The task | Using the listing below, extract each line that has the word "Dissolved" in it.
○ ○ ○ ○ ○ ○ ○
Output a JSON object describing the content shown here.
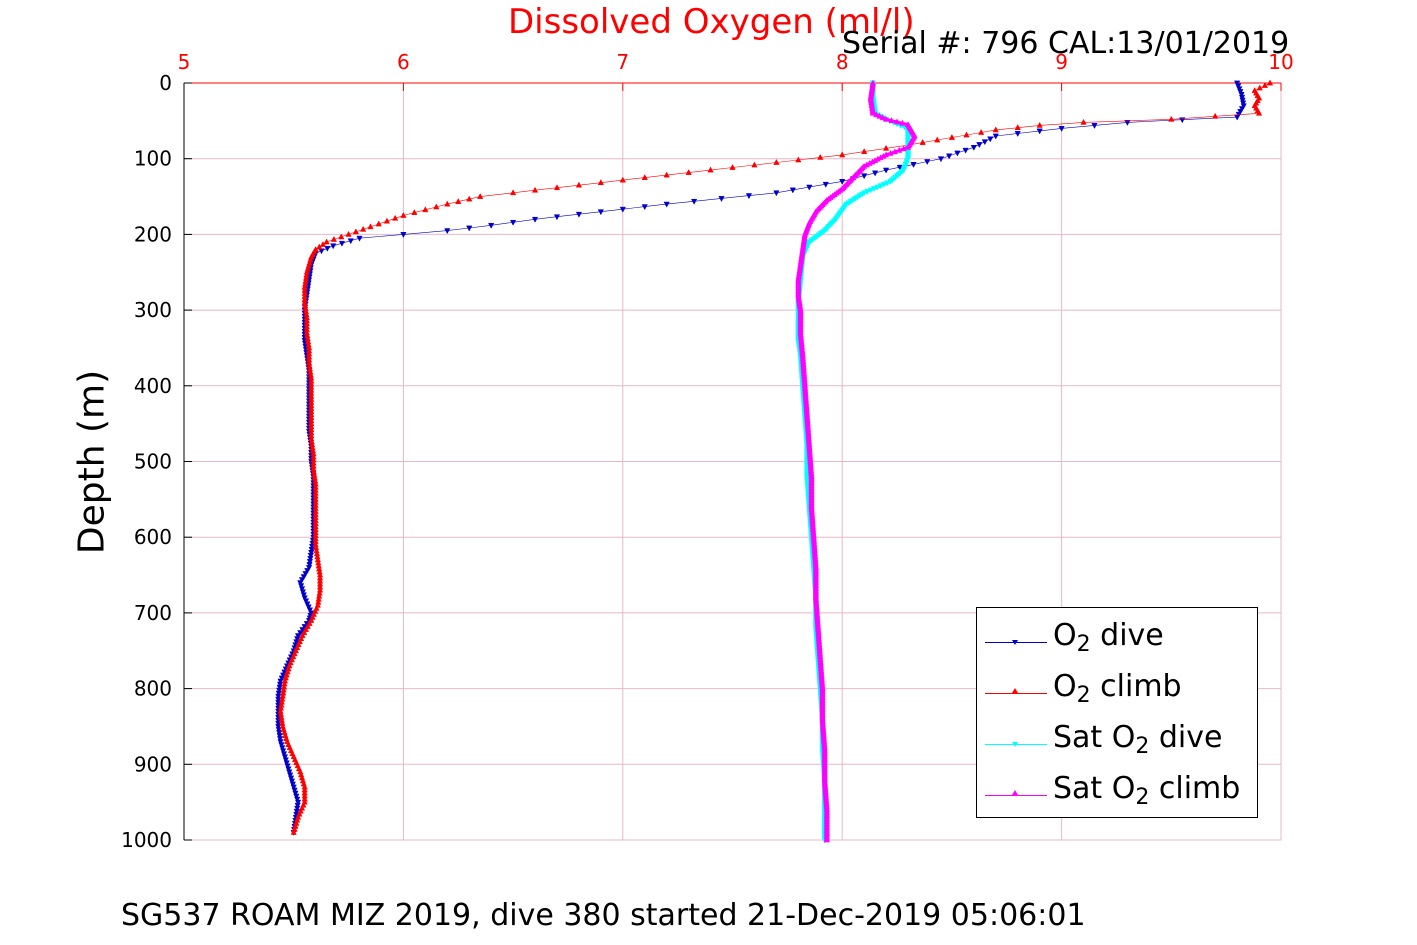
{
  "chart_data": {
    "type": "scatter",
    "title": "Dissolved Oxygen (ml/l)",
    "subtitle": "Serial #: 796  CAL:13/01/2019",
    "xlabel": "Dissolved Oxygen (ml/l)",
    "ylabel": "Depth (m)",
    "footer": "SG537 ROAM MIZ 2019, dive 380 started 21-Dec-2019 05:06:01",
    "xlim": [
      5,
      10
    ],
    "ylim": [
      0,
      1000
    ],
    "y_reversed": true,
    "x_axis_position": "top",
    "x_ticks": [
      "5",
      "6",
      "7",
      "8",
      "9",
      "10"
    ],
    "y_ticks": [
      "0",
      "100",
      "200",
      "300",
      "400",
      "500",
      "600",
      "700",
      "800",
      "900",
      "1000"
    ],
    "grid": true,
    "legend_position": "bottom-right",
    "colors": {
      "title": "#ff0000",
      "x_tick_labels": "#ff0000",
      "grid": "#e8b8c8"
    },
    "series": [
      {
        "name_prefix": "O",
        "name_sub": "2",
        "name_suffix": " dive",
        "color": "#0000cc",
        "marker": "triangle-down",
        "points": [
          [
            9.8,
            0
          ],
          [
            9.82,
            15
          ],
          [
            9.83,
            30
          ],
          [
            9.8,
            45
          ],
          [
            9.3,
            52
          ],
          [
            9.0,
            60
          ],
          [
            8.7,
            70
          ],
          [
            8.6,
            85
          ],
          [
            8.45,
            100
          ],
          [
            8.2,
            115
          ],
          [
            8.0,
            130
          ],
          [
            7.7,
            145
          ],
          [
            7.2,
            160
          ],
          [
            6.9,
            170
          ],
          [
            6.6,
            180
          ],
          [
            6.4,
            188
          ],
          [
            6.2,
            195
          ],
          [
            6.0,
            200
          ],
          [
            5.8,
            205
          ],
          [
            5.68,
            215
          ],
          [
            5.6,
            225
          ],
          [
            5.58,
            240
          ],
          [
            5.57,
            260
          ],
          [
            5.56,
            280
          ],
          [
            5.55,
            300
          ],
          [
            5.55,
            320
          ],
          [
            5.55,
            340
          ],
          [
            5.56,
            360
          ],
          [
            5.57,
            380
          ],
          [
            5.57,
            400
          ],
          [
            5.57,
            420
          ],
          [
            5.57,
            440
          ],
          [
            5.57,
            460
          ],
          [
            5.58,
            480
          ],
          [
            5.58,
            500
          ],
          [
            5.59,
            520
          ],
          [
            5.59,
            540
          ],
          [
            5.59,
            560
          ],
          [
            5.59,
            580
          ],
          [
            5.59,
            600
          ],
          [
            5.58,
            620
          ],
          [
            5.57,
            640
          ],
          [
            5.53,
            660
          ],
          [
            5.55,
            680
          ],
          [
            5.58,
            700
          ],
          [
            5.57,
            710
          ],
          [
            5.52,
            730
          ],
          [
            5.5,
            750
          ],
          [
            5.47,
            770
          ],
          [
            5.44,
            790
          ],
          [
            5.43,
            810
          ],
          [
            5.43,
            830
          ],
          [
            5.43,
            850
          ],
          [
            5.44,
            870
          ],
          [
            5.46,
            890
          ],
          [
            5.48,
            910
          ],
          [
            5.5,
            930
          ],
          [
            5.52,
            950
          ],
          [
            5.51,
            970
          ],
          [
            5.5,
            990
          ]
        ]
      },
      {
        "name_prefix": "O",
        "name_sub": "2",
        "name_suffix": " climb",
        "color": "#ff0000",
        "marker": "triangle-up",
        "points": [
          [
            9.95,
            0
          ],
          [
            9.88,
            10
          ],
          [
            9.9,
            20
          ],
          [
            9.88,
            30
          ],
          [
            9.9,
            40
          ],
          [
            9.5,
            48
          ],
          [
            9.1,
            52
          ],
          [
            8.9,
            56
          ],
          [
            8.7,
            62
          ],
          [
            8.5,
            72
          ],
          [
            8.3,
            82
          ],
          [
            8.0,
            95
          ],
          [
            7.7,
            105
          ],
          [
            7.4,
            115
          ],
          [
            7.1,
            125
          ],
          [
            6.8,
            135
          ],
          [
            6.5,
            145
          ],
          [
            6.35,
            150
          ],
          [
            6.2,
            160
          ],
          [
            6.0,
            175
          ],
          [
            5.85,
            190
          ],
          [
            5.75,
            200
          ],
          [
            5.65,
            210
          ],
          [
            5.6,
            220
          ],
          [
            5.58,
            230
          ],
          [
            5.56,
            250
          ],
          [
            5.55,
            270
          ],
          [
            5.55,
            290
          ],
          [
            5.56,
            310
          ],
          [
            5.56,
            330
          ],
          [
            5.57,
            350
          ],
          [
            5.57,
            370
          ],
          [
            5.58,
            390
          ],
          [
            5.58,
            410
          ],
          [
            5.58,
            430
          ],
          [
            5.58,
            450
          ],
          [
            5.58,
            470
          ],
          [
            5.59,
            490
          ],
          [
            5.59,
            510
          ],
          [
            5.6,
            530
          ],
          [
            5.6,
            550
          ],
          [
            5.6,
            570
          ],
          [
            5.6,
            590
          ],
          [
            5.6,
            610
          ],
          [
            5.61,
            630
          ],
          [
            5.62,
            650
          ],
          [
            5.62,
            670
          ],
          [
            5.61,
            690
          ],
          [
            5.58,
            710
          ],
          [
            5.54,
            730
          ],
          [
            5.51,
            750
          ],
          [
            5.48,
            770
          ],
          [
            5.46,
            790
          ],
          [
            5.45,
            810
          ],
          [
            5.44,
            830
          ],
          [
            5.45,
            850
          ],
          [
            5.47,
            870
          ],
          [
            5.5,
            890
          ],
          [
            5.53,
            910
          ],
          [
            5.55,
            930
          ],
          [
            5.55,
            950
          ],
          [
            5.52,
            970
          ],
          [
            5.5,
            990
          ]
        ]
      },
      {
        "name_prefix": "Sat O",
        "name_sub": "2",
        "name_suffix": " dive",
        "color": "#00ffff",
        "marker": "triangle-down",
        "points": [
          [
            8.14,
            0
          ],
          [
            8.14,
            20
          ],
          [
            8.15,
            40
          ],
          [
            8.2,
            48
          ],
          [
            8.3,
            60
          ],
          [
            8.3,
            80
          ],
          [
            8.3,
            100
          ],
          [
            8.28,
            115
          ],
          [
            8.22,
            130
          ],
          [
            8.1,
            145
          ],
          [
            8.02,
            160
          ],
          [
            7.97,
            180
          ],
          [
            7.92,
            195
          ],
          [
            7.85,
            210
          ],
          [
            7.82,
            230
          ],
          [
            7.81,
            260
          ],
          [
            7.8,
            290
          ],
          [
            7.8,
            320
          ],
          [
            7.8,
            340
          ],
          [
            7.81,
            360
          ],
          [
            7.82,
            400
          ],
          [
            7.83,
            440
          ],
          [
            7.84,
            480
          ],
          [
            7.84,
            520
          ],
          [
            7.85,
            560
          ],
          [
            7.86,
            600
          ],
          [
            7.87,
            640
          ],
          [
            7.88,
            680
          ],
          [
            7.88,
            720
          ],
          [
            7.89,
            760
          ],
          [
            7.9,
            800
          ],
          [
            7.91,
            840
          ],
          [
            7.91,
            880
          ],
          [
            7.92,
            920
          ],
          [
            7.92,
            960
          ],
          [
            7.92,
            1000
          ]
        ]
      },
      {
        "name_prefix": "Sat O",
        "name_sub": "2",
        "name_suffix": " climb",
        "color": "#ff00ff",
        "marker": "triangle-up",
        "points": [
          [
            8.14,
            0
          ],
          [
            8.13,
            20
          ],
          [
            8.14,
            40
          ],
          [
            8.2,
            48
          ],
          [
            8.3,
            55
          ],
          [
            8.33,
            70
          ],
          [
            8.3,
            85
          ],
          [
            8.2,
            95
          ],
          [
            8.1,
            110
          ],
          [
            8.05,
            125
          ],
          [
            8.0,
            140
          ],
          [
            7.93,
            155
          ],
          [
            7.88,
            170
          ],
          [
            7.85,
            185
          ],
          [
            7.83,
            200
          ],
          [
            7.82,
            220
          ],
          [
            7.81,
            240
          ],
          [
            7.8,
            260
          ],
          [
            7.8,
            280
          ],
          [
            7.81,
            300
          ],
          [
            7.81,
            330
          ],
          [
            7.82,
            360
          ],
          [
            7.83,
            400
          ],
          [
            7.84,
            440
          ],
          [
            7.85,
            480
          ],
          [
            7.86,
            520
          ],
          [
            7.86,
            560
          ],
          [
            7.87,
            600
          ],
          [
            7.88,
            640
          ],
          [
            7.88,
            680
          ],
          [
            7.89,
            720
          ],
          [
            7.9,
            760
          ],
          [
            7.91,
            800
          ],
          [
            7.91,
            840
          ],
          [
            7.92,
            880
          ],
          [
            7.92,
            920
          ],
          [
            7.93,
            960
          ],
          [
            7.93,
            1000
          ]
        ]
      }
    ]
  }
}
○ ○ ○ ○ ○ ○ ○
Written solution |
    "title": "Dissolved Oxygen (ml/l)",
    "xlabel": "Dissolved Oxygen (ml/l)",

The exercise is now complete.